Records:
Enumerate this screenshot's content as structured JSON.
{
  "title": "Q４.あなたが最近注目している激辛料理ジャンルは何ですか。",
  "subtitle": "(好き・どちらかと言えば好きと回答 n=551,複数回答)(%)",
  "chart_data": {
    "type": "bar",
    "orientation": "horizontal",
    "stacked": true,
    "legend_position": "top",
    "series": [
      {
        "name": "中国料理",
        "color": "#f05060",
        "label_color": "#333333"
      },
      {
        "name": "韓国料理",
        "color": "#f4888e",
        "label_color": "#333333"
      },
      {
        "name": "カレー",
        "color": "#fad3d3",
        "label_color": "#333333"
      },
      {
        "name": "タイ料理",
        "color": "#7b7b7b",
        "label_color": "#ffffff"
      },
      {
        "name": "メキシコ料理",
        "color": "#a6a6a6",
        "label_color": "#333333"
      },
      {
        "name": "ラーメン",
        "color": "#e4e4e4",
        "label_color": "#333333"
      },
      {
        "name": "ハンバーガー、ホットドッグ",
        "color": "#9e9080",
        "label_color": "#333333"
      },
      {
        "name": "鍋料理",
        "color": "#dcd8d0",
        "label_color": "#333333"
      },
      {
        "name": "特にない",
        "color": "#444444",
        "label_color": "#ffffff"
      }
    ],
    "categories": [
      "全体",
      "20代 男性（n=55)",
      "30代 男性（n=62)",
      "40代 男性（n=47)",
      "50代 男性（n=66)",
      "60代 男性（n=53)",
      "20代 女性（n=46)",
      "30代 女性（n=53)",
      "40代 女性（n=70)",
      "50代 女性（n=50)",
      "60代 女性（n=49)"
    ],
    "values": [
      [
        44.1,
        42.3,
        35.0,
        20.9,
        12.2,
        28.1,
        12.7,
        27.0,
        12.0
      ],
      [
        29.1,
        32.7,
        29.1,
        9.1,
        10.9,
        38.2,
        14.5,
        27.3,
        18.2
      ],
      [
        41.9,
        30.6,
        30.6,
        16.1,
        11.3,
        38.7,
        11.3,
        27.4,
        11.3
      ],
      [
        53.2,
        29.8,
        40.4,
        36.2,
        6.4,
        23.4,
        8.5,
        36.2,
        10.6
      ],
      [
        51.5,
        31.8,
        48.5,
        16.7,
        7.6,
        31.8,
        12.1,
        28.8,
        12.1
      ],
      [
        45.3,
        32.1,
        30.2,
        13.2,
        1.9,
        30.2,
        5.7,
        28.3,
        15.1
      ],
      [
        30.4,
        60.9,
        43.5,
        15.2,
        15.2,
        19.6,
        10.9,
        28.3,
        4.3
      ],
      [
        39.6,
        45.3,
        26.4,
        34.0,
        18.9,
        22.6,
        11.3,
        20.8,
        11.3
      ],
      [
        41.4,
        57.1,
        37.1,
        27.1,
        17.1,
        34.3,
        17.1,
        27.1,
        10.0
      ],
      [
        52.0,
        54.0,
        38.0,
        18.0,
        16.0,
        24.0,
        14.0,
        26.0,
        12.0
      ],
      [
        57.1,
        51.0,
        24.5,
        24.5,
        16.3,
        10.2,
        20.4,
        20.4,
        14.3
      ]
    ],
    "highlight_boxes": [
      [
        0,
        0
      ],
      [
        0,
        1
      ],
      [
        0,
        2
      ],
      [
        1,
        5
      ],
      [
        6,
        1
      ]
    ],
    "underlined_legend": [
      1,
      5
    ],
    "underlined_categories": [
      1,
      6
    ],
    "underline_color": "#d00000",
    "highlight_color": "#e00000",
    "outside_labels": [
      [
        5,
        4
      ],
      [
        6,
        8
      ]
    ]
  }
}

EXERCISE BRIEF: Transcribe the records above exactly as they appear.

RESPONSE TO THE TASK:
Enumerate this screenshot's content as structured JSON.
{
  "title": "Q４.あなたが最近注目している激辛料理ジャンルは何ですか。",
  "subtitle": "(好き・どちらかと言えば好きと回答 n=551,複数回答)(%)",
  "chart_data": {
    "type": "bar",
    "orientation": "horizontal",
    "stacked": true,
    "legend_position": "top",
    "series": [
      {
        "name": "中国料理",
        "color": "#f05060",
        "label_color": "#333333"
      },
      {
        "name": "韓国料理",
        "color": "#f4888e",
        "label_color": "#333333"
      },
      {
        "name": "カレー",
        "color": "#fad3d3",
        "label_color": "#333333"
      },
      {
        "name": "タイ料理",
        "color": "#7b7b7b",
        "label_color": "#ffffff"
      },
      {
        "name": "メキシコ料理",
        "color": "#a6a6a6",
        "label_color": "#333333"
      },
      {
        "name": "ラーメン",
        "color": "#e4e4e4",
        "label_color": "#333333"
      },
      {
        "name": "ハンバーガー、ホットドッグ",
        "color": "#9e9080",
        "label_color": "#333333"
      },
      {
        "name": "鍋料理",
        "color": "#dcd8d0",
        "label_color": "#333333"
      },
      {
        "name": "特にない",
        "color": "#444444",
        "label_color": "#ffffff"
      }
    ],
    "categories": [
      "全体",
      "20代 男性（n=55)",
      "30代 男性（n=62)",
      "40代 男性（n=47)",
      "50代 男性（n=66)",
      "60代 男性（n=53)",
      "20代 女性（n=46)",
      "30代 女性（n=53)",
      "40代 女性（n=70)",
      "50代 女性（n=50)",
      "60代 女性（n=49)"
    ],
    "values": [
      [
        44.1,
        42.3,
        35.0,
        20.9,
        12.2,
        28.1,
        12.7,
        27.0,
        12.0
      ],
      [
        29.1,
        32.7,
        29.1,
        9.1,
        10.9,
        38.2,
        14.5,
        27.3,
        18.2
      ],
      [
        41.9,
        30.6,
        30.6,
        16.1,
        11.3,
        38.7,
        11.3,
        27.4,
        11.3
      ],
      [
        53.2,
        29.8,
        40.4,
        36.2,
        6.4,
        23.4,
        8.5,
        36.2,
        10.6
      ],
      [
        51.5,
        31.8,
        48.5,
        16.7,
        7.6,
        31.8,
        12.1,
        28.8,
        12.1
      ],
      [
        45.3,
        32.1,
        30.2,
        13.2,
        1.9,
        30.2,
        5.7,
        28.3,
        15.1
      ],
      [
        30.4,
        60.9,
        43.5,
        15.2,
        15.2,
        19.6,
        10.9,
        28.3,
        4.3
      ],
      [
        39.6,
        45.3,
        26.4,
        34.0,
        18.9,
        22.6,
        11.3,
        20.8,
        11.3
      ],
      [
        41.4,
        57.1,
        37.1,
        27.1,
        17.1,
        34.3,
        17.1,
        27.1,
        10.0
      ],
      [
        52.0,
        54.0,
        38.0,
        18.0,
        16.0,
        24.0,
        14.0,
        26.0,
        12.0
      ],
      [
        57.1,
        51.0,
        24.5,
        24.5,
        16.3,
        10.2,
        20.4,
        20.4,
        14.3
      ]
    ],
    "highlight_boxes": [
      [
        0,
        0
      ],
      [
        0,
        1
      ],
      [
        0,
        2
      ],
      [
        1,
        5
      ],
      [
        6,
        1
      ]
    ],
    "underlined_legend": [
      1,
      5
    ],
    "underlined_categories": [
      1,
      6
    ],
    "underline_color": "#d00000",
    "highlight_color": "#e00000",
    "outside_labels": [
      [
        5,
        4
      ],
      [
        6,
        8
      ]
    ]
  }
}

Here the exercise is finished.